---- Dataset records

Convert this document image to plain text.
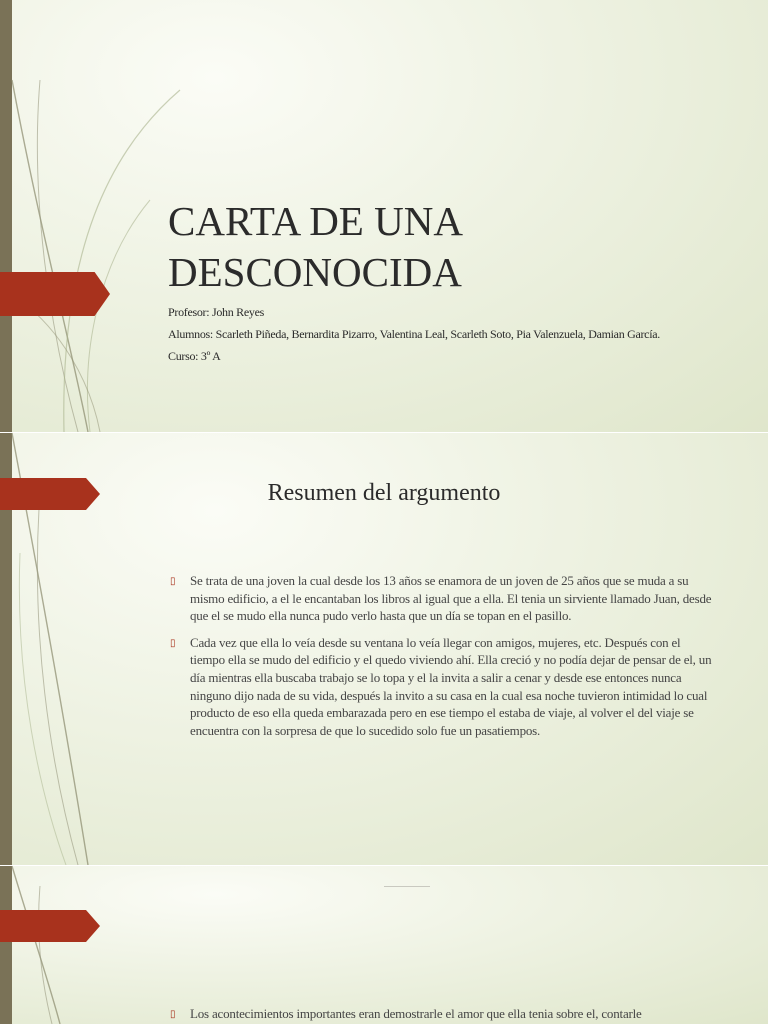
CARTA DE UNA
DESCONOCIDA
Profesor: John Reyes
Alumnos: Scarleth Piñeda, Bernardita Pizarro, Valentina Leal, Scarleth Soto, Pia Valenzuela, Damian García.
Curso: 3º A
Resumen del argumento
▯ Se trata de una joven la cual desde los 13 años se enamora de un joven de 25 años que se muda a su mismo edificio, a el le encantaban los libros al igual que a ella. El tenia un sirviente llamado Juan, desde que el se mudo ella nunca pudo verlo hasta que un día se topan en el pasillo.
▯ Cada vez que ella lo veía desde su ventana lo veía llegar con amigos, mujeres, etc. Después con el tiempo ella se mudo del edificio y el quedo viviendo ahí. Ella creció y no podía dejar de pensar de el, un día mientras ella buscaba trabajo se lo topa y el la invita a salir a cenar y desde ese entonces nunca ninguno dijo nada de su vida, después la invito a su casa en la cual esa noche tuvieron intimidad lo cual producto de eso ella queda embarazada pero en ese tiempo el estaba de viaje, al volver el del viaje se encuentra con la sorpresa de que lo sucedido solo fue un pasatiempos.
▯ Los acontecimientos importantes eran demostrarle el amor que ella tenia sobre el, contarle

--------

◆ What the task requires ◆
Of the lines in the listing above, how many hold the string "edificio"? Reply with the number only.

◆ Full response ◆
2